-- DATASET EXCERPTS --
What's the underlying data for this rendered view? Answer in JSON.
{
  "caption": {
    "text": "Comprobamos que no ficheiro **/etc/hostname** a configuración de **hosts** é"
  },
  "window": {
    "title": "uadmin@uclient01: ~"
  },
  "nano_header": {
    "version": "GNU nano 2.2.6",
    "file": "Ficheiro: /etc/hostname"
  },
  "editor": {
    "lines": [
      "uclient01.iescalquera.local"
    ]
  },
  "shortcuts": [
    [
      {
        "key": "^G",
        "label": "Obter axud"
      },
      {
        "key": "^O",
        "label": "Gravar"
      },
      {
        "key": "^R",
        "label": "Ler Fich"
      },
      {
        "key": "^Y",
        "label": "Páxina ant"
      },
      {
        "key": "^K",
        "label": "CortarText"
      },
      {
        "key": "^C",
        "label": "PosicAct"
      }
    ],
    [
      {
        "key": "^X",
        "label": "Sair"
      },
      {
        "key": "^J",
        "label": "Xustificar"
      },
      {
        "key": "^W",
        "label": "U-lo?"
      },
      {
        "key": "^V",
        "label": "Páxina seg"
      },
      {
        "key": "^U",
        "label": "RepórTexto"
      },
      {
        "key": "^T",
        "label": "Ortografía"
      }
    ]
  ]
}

-- WHAT THIS TASK INVOLVES --
Recopy the entries above in their entirety, exactly.

-- THE RESPONSE --
What's the underlying data for this rendered view? Answer in JSON.
{
  "caption": {
    "text": "Comprobamos que no ficheiro **/etc/hostname** a configuración de **hosts** é"
  },
  "window": {
    "title": "uadmin@uclient01: ~"
  },
  "nano_header": {
    "version": "GNU nano 2.2.6",
    "file": "Ficheiro: /etc/hostname"
  },
  "editor": {
    "lines": [
      "uclient01.iescalquera.local"
    ]
  },
  "shortcuts": [
    [
      {
        "key": "^G",
        "label": "Obter axud"
      },
      {
        "key": "^O",
        "label": "Gravar"
      },
      {
        "key": "^R",
        "label": "Ler Fich"
      },
      {
        "key": "^Y",
        "label": "Páxina ant"
      },
      {
        "key": "^K",
        "label": "CortarText"
      },
      {
        "key": "^C",
        "label": "PosicAct"
      }
    ],
    [
      {
        "key": "^X",
        "label": "Sair"
      },
      {
        "key": "^J",
        "label": "Xustificar"
      },
      {
        "key": "^W",
        "label": "U-lo?"
      },
      {
        "key": "^V",
        "label": "Páxina seg"
      },
      {
        "key": "^U",
        "label": "RepórTexto"
      },
      {
        "key": "^T",
        "label": "Ortografía"
      }
    ]
  ]
}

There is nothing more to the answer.